■ What is asked ■
Reproduce every line of the material below, but drop the pictures.

BEGIN Extracted records

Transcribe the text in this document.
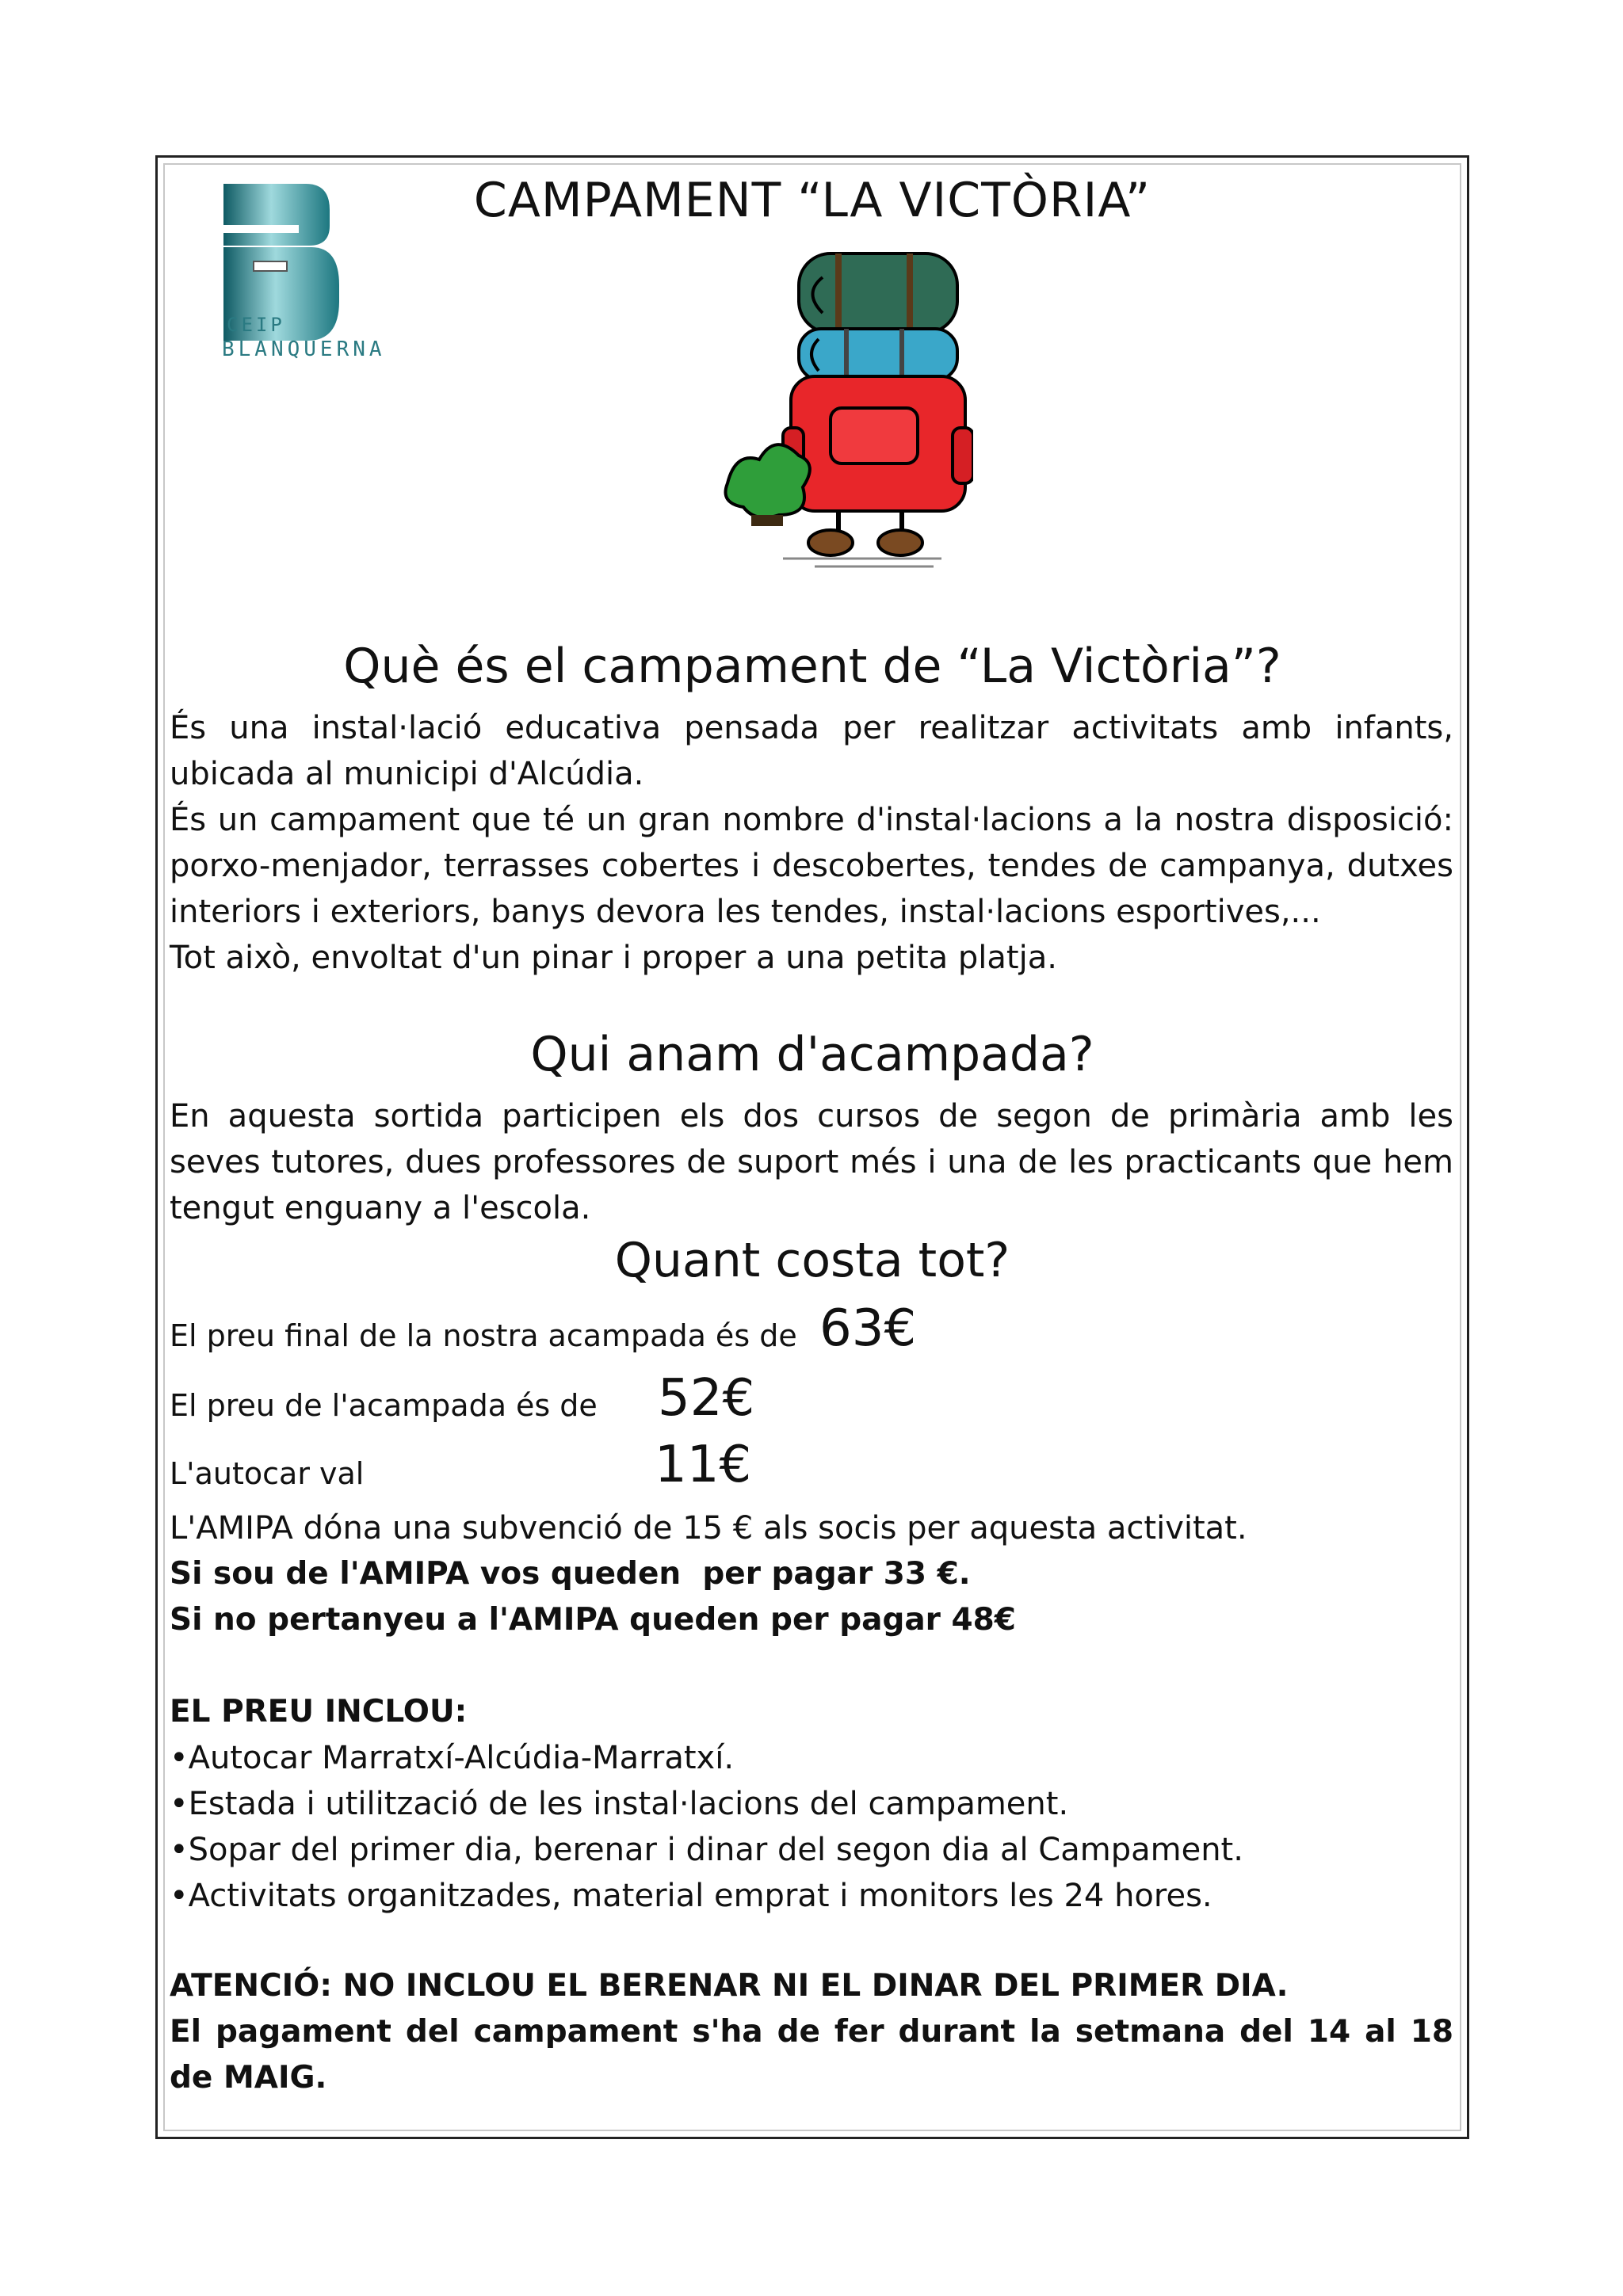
CEIP
BLANQUERNA
CAMPAMENT “LA VICTÒRIA”
Què és el campament de “La Victòria”?

És una instal·lació educativa pensada per realitzar activitats amb infants, ubicada al municipi d'Alcúdia.

És un campament que té un gran nombre d'instal·lacions a la nostra disposició: porxo-menjador, terrasses cobertes i descobertes, tendes de campanya, dutxes interiors i exteriors, banys devora les tendes, instal·lacions esportives,...

Tot això, envoltat d'un pinar i proper a una petita platja.

Qui anam d'acampada?

En aquesta sortida participen els dos cursos de segon de primària amb les seves tutores, dues professores de suport més i una de les practicants que hem tengut enguany a l'escola.

Quant costa tot?
El preu final de la nostra acampada és de 63€
El preu de l'acampada és de 52€
L'autocar val	11€

L'AMIPA dóna una subvenció de 15 € als socis per aquesta activitat.

Si sou de l'AMIPA vos queden  per pagar 33 €.

Si no pertanyeu a l'AMIPA queden per pagar 48€

EL PREU INCLOU:

•Autocar Marratxí-Alcúdia-Marratxí.
•Estada i utilització de les instal·lacions del campament.
•Sopar del primer dia, berenar i dinar del segon dia al Campament.
•Activitats organitzades, material emprat i monitors les 24 hores.

ATENCIÓ: NO INCLOU EL BERENAR NI EL DINAR DEL PRIMER DIA.

El pagament del campament s'ha de fer durant la setmana del 14 al 18 de MAIG.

END Extracted records

■ Worked answer ■
Transcribe the text in this document.
CEIP
BLANQUERNA
CAMPAMENT “LA VICTÒRIA”
Què és el campament de “La Victòria”?

És una instal·lació educativa pensada per realitzar activitats amb infants, ubicada al municipi d'Alcúdia.

És un campament que té un gran nombre d'instal·lacions a la nostra disposició: porxo-menjador, terrasses cobertes i descobertes, tendes de campanya, dutxes interiors i exteriors, banys devora les tendes, instal·lacions esportives,...

Tot això, envoltat d'un pinar i proper a una petita platja.

Qui anam d'acampada?

En aquesta sortida participen els dos cursos de segon de primària amb les seves tutores, dues professores de suport més i una de les practicants que hem tengut enguany a l'escola.

Quant costa tot?
El preu final de la nostra acampada és de 63€
El preu de l'acampada és de 52€
L'autocar val	11€

L'AMIPA dóna una subvenció de 15 € als socis per aquesta activitat.

Si sou de l'AMIPA vos queden  per pagar 33 €.

Si no pertanyeu a l'AMIPA queden per pagar 48€

EL PREU INCLOU:

•Autocar Marratxí-Alcúdia-Marratxí.
•Estada i utilització de les instal·lacions del campament.
•Sopar del primer dia, berenar i dinar del segon dia al Campament.
•Activitats organitzades, material emprat i monitors les 24 hores.

ATENCIÓ: NO INCLOU EL BERENAR NI EL DINAR DEL PRIMER DIA.

El pagament del campament s'ha de fer durant la setmana del 14 al 18 de MAIG.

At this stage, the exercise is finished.